<<<<
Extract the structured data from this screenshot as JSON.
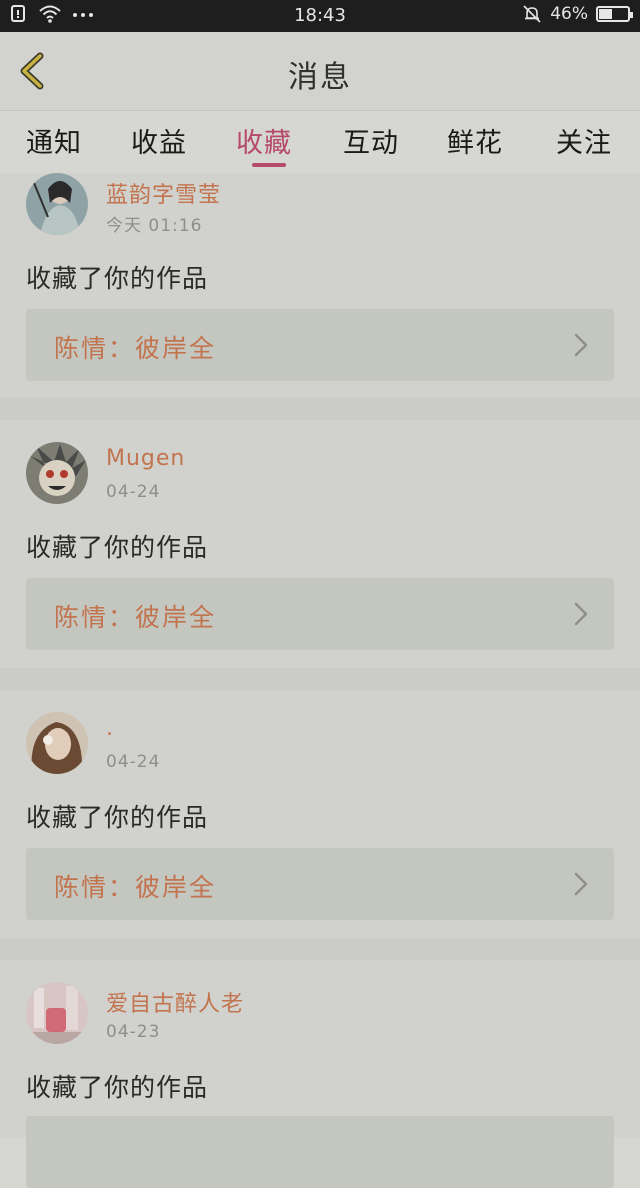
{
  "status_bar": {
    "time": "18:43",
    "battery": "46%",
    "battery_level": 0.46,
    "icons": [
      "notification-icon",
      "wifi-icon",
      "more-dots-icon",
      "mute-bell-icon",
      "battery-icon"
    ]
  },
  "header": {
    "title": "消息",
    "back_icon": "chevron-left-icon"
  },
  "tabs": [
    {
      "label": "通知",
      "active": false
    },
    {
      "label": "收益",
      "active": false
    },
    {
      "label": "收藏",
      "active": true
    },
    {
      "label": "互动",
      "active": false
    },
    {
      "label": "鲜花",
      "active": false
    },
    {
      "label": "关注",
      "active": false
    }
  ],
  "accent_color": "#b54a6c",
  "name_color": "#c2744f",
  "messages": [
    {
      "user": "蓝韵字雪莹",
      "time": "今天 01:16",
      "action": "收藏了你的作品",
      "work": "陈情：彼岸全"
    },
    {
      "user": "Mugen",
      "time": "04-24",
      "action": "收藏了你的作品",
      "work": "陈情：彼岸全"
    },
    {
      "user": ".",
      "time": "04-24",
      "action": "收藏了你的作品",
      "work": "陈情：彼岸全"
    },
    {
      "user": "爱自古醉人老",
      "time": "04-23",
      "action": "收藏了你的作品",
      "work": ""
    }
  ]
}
>>>>
- _YOUR TASK_: Take the data above and repeat it exactly, leaving each picture out.

- _SOLUTION TO THIS PROBLEM_:
Extract the structured data from this screenshot as JSON.
{
  "status_bar": {
    "time": "18:43",
    "battery": "46%",
    "battery_level": 0.46,
    "icons": [
      "notification-icon",
      "wifi-icon",
      "more-dots-icon",
      "mute-bell-icon",
      "battery-icon"
    ]
  },
  "header": {
    "title": "消息",
    "back_icon": "chevron-left-icon"
  },
  "tabs": [
    {
      "label": "通知",
      "active": false
    },
    {
      "label": "收益",
      "active": false
    },
    {
      "label": "收藏",
      "active": true
    },
    {
      "label": "互动",
      "active": false
    },
    {
      "label": "鲜花",
      "active": false
    },
    {
      "label": "关注",
      "active": false
    }
  ],
  "accent_color": "#b54a6c",
  "name_color": "#c2744f",
  "messages": [
    {
      "user": "蓝韵字雪莹",
      "time": "今天 01:16",
      "action": "收藏了你的作品",
      "work": "陈情：彼岸全"
    },
    {
      "user": "Mugen",
      "time": "04-24",
      "action": "收藏了你的作品",
      "work": "陈情：彼岸全"
    },
    {
      "user": ".",
      "time": "04-24",
      "action": "收藏了你的作品",
      "work": "陈情：彼岸全"
    },
    {
      "user": "爱自古醉人老",
      "time": "04-23",
      "action": "收藏了你的作品",
      "work": ""
    }
  ]
}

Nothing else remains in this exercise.